Written task:
Go through the material and write it all out exactly, minus the pictures.

Records to process:
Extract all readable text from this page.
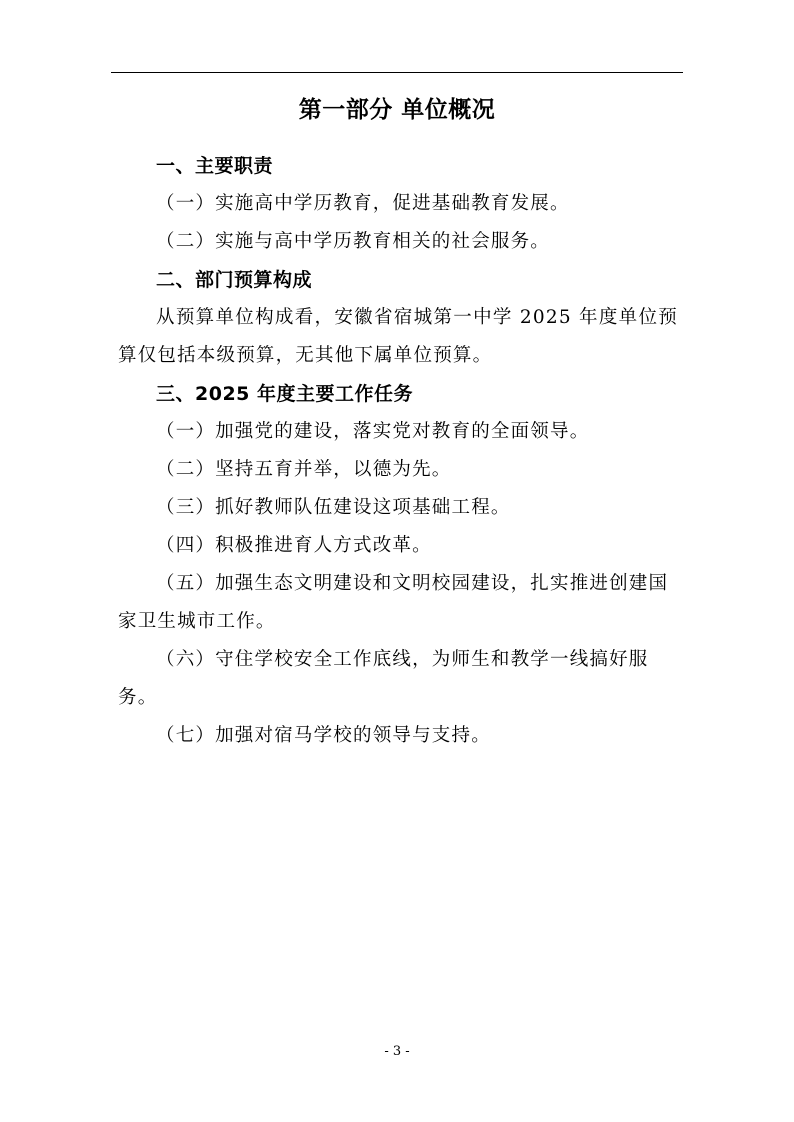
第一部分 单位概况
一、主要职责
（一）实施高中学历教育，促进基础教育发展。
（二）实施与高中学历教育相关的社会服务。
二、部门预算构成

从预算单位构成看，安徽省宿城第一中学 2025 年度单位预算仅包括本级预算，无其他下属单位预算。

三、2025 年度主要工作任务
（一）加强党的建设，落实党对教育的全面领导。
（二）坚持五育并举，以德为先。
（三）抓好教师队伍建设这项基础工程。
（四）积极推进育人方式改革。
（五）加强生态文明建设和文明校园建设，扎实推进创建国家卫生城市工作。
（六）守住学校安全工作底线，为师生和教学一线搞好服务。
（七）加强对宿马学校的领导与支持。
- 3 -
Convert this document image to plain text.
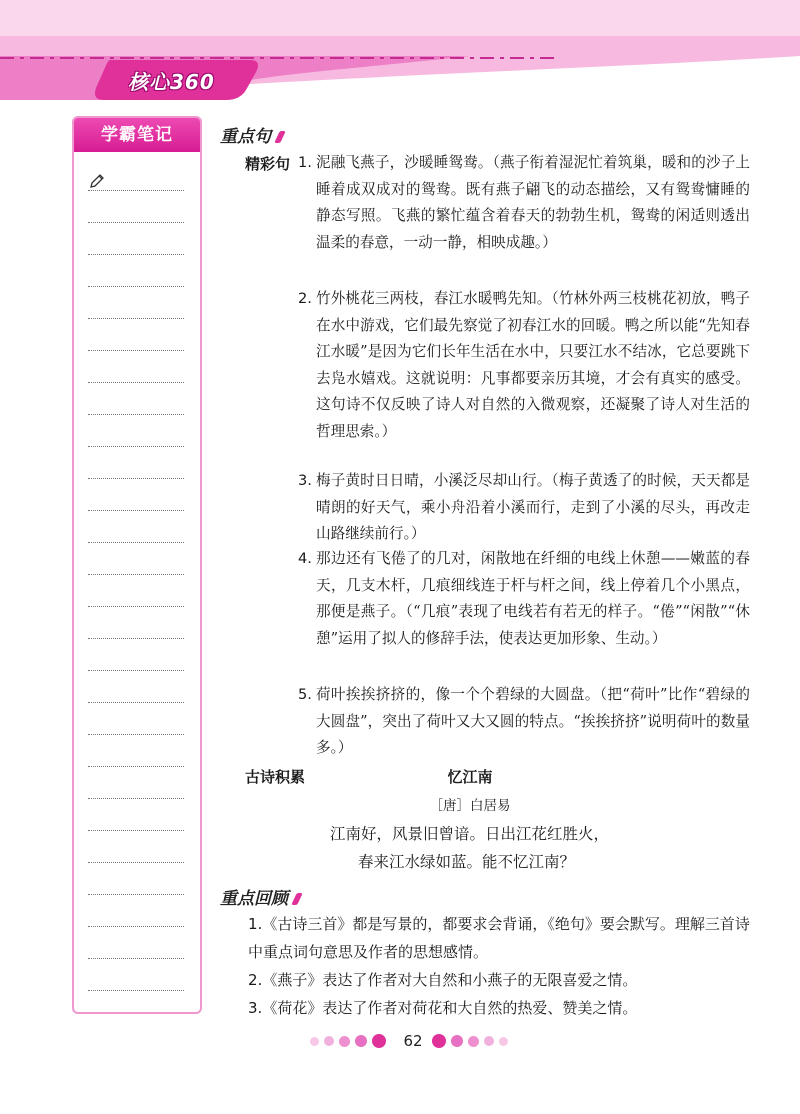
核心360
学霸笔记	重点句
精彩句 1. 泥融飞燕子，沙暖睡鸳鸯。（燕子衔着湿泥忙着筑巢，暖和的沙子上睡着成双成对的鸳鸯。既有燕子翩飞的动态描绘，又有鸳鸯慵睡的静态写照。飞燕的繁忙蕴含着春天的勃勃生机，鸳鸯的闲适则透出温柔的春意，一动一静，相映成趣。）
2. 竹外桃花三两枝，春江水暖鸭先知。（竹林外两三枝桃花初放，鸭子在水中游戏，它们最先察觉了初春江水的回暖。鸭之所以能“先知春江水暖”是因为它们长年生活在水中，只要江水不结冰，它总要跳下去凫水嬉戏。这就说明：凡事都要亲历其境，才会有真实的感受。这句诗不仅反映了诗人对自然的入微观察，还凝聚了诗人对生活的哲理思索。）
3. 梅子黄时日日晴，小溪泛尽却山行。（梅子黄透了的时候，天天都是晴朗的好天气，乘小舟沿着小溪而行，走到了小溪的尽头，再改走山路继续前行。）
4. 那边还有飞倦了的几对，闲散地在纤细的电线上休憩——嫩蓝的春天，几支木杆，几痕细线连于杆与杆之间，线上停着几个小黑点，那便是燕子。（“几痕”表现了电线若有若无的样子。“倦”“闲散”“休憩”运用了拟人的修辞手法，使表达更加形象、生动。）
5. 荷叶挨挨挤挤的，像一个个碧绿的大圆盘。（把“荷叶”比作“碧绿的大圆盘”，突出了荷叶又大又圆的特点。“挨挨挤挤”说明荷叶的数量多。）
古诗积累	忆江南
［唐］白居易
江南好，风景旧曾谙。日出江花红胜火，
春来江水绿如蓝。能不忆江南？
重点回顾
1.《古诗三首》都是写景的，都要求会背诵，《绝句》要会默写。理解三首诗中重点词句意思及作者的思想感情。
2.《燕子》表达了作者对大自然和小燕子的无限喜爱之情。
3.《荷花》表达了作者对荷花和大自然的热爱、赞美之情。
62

Task solution:
Extract all readable text from this page.
第一部分 单位概况
一、主要职责
（一）实施高中学历教育，促进基础教育发展。
（二）实施与高中学历教育相关的社会服务。
二、部门预算构成

从预算单位构成看，安徽省宿城第一中学 2025 年度单位预算仅包括本级预算，无其他下属单位预算。

三、2025 年度主要工作任务
（一）加强党的建设，落实党对教育的全面领导。
（二）坚持五育并举，以德为先。
（三）抓好教师队伍建设这项基础工程。
（四）积极推进育人方式改革。
（五）加强生态文明建设和文明校园建设，扎实推进创建国家卫生城市工作。
（六）守住学校安全工作底线，为师生和教学一线搞好服务。
（七）加强对宿马学校的领导与支持。
- 3 -
Convert this document image to plain text.
核心360
学霸笔记	重点句
精彩句 1. 泥融飞燕子，沙暖睡鸳鸯。（燕子衔着湿泥忙着筑巢，暖和的沙子上睡着成双成对的鸳鸯。既有燕子翩飞的动态描绘，又有鸳鸯慵睡的静态写照。飞燕的繁忙蕴含着春天的勃勃生机，鸳鸯的闲适则透出温柔的春意，一动一静，相映成趣。）
2. 竹外桃花三两枝，春江水暖鸭先知。（竹林外两三枝桃花初放，鸭子在水中游戏，它们最先察觉了初春江水的回暖。鸭之所以能“先知春江水暖”是因为它们长年生活在水中，只要江水不结冰，它总要跳下去凫水嬉戏。这就说明：凡事都要亲历其境，才会有真实的感受。这句诗不仅反映了诗人对自然的入微观察，还凝聚了诗人对生活的哲理思索。）
3. 梅子黄时日日晴，小溪泛尽却山行。（梅子黄透了的时候，天天都是晴朗的好天气，乘小舟沿着小溪而行，走到了小溪的尽头，再改走山路继续前行。）
4. 那边还有飞倦了的几对，闲散地在纤细的电线上休憩——嫩蓝的春天，几支木杆，几痕细线连于杆与杆之间，线上停着几个小黑点，那便是燕子。（“几痕”表现了电线若有若无的样子。“倦”“闲散”“休憩”运用了拟人的修辞手法，使表达更加形象、生动。）
5. 荷叶挨挨挤挤的，像一个个碧绿的大圆盘。（把“荷叶”比作“碧绿的大圆盘”，突出了荷叶又大又圆的特点。“挨挨挤挤”说明荷叶的数量多。）
古诗积累	忆江南
［唐］白居易
江南好，风景旧曾谙。日出江花红胜火，
春来江水绿如蓝。能不忆江南？
重点回顾
1.《古诗三首》都是写景的，都要求会背诵，《绝句》要会默写。理解三首诗中重点词句意思及作者的思想感情。
2.《燕子》表达了作者对大自然和小燕子的无限喜爱之情。
3.《荷花》表达了作者对荷花和大自然的热爱、赞美之情。
62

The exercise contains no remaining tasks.